- _What is required_:
Report only the number of lines in this material that include the string "环境保护部".

- _Records shown_:
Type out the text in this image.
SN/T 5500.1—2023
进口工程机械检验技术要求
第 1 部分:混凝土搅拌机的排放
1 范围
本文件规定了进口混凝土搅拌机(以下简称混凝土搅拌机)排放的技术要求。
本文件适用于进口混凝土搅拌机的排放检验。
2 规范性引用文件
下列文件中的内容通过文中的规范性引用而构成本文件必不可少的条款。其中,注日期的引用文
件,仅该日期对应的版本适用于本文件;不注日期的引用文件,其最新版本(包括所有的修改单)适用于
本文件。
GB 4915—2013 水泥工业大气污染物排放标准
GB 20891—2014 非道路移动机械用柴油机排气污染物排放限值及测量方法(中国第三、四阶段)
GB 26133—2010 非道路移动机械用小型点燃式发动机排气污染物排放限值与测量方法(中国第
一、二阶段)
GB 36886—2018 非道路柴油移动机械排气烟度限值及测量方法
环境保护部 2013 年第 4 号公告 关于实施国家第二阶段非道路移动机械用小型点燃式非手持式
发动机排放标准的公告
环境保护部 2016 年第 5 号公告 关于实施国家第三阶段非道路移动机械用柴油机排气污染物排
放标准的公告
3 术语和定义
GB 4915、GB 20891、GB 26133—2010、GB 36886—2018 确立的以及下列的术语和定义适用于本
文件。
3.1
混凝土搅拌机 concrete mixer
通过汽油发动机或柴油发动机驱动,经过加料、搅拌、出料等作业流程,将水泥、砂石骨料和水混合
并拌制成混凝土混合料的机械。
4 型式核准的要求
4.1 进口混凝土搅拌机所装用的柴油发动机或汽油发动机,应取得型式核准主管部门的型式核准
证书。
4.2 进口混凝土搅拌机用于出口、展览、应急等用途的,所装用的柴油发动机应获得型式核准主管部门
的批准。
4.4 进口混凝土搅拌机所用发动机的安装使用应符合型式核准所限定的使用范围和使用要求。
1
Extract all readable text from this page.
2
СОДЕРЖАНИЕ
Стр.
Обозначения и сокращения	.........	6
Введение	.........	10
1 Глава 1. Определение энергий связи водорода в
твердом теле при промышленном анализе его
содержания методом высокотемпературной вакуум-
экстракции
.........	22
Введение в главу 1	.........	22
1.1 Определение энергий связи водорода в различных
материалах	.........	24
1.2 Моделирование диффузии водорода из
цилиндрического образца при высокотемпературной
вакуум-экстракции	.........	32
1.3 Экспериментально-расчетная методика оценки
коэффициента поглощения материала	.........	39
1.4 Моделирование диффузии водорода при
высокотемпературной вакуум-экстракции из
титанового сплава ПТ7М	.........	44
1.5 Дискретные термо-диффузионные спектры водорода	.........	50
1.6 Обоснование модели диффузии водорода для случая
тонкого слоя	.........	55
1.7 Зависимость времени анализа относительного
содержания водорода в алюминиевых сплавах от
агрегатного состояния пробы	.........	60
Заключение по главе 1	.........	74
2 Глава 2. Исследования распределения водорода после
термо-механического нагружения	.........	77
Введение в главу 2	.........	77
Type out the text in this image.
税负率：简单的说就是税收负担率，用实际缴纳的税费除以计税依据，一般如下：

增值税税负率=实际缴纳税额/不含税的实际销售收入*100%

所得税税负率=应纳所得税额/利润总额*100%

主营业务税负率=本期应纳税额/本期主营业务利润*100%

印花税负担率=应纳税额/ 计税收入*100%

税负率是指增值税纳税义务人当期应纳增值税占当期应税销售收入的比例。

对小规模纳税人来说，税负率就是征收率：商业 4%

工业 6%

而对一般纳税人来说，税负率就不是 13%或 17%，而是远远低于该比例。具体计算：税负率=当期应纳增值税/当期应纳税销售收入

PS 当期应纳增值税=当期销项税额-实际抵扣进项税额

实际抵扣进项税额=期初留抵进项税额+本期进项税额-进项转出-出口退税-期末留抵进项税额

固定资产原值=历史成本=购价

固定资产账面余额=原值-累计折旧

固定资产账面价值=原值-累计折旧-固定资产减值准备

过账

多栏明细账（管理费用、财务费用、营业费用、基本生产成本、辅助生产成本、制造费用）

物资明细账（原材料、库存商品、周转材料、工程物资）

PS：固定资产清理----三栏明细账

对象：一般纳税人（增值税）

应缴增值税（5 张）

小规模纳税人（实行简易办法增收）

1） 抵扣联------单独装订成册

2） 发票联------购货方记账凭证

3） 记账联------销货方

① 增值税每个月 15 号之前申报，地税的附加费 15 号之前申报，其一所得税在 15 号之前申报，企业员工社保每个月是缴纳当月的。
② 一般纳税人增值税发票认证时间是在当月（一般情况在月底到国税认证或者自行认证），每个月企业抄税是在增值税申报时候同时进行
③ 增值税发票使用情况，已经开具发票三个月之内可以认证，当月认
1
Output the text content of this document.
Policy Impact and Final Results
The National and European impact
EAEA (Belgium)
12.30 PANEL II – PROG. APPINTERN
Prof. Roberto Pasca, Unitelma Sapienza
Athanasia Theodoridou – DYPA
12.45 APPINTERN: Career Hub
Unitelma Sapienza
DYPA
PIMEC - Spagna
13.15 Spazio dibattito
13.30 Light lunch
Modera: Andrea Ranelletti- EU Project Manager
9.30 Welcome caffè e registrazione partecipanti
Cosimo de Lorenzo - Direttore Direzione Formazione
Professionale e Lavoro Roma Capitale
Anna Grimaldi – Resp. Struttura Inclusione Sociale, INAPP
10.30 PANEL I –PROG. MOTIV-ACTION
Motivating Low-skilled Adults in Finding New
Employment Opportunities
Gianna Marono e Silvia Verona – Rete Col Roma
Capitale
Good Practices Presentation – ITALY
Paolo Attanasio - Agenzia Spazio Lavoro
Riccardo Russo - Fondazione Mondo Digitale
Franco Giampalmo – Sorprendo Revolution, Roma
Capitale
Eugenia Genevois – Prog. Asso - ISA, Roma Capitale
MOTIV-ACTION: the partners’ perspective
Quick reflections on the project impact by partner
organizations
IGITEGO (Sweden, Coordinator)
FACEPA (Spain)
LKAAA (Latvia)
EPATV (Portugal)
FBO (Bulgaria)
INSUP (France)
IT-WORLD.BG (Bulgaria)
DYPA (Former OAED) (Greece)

- _Output for this exercise_:
2